=== Raw data ===
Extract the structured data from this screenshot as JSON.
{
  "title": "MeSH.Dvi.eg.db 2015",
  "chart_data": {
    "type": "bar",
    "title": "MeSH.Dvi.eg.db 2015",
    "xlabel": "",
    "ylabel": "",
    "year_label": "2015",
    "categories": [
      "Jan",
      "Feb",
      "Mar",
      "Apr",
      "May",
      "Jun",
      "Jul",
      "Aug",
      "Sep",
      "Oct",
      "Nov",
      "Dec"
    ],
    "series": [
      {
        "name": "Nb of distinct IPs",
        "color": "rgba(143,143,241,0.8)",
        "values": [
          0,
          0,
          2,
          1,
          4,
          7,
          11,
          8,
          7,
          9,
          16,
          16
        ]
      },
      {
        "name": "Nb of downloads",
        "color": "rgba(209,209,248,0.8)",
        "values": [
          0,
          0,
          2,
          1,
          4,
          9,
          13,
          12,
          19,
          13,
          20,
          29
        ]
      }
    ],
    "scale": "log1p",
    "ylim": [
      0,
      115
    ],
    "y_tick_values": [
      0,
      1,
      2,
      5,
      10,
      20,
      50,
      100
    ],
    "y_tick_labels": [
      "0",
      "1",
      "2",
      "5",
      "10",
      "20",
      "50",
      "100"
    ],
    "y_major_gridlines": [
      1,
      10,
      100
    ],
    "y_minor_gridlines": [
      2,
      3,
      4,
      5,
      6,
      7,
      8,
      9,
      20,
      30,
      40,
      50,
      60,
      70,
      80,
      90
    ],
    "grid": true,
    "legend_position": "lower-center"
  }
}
===
* What you will do:
Reproduce all of the material above word for word.

* Written solution:
Extract the structured data from this screenshot as JSON.
{
  "title": "MeSH.Dvi.eg.db 2015",
  "chart_data": {
    "type": "bar",
    "title": "MeSH.Dvi.eg.db 2015",
    "xlabel": "",
    "ylabel": "",
    "year_label": "2015",
    "categories": [
      "Jan",
      "Feb",
      "Mar",
      "Apr",
      "May",
      "Jun",
      "Jul",
      "Aug",
      "Sep",
      "Oct",
      "Nov",
      "Dec"
    ],
    "series": [
      {
        "name": "Nb of distinct IPs",
        "color": "rgba(143,143,241,0.8)",
        "values": [
          0,
          0,
          2,
          1,
          4,
          7,
          11,
          8,
          7,
          9,
          16,
          16
        ]
      },
      {
        "name": "Nb of downloads",
        "color": "rgba(209,209,248,0.8)",
        "values": [
          0,
          0,
          2,
          1,
          4,
          9,
          13,
          12,
          19,
          13,
          20,
          29
        ]
      }
    ],
    "scale": "log1p",
    "ylim": [
      0,
      115
    ],
    "y_tick_values": [
      0,
      1,
      2,
      5,
      10,
      20,
      50,
      100
    ],
    "y_tick_labels": [
      "0",
      "1",
      "2",
      "5",
      "10",
      "20",
      "50",
      "100"
    ],
    "y_major_gridlines": [
      1,
      10,
      100
    ],
    "y_minor_gridlines": [
      2,
      3,
      4,
      5,
      6,
      7,
      8,
      9,
      20,
      30,
      40,
      50,
      60,
      70,
      80,
      90
    ],
    "grid": true,
    "legend_position": "lower-center"
  }
}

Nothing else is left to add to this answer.